Extracted data entries:
• • •

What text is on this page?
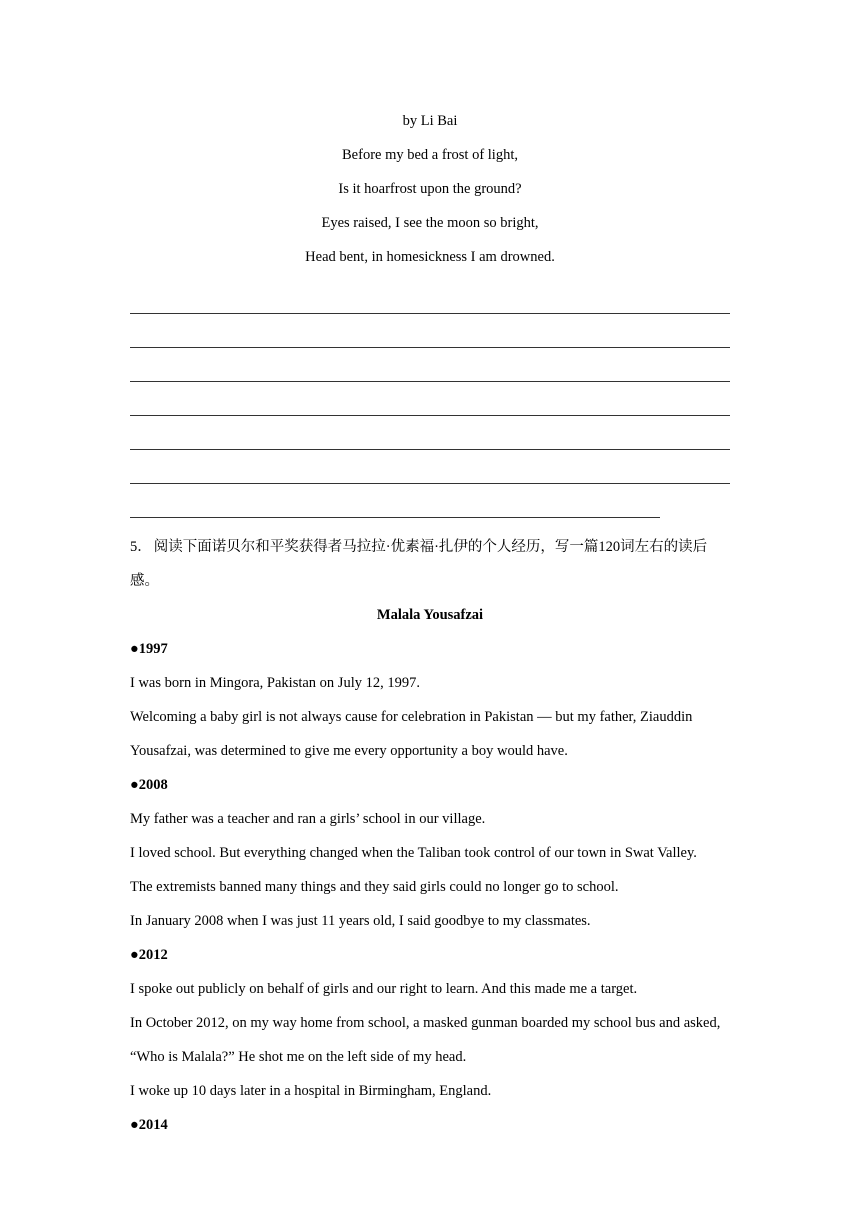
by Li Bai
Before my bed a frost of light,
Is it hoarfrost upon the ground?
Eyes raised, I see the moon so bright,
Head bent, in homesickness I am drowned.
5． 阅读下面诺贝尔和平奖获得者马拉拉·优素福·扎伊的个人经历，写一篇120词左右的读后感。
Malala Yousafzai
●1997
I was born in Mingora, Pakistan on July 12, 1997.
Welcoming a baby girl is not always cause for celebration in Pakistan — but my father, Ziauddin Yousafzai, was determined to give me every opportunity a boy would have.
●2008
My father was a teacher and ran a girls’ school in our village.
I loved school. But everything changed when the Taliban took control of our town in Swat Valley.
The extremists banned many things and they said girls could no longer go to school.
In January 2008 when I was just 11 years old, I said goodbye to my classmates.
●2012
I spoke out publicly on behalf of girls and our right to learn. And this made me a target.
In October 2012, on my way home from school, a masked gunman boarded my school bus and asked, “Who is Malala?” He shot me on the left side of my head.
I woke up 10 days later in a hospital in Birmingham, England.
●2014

• • •

## What to work on
The word "said" may appear on some lines of these records; state how many such lines there are, and nothing else.

## Right answer
2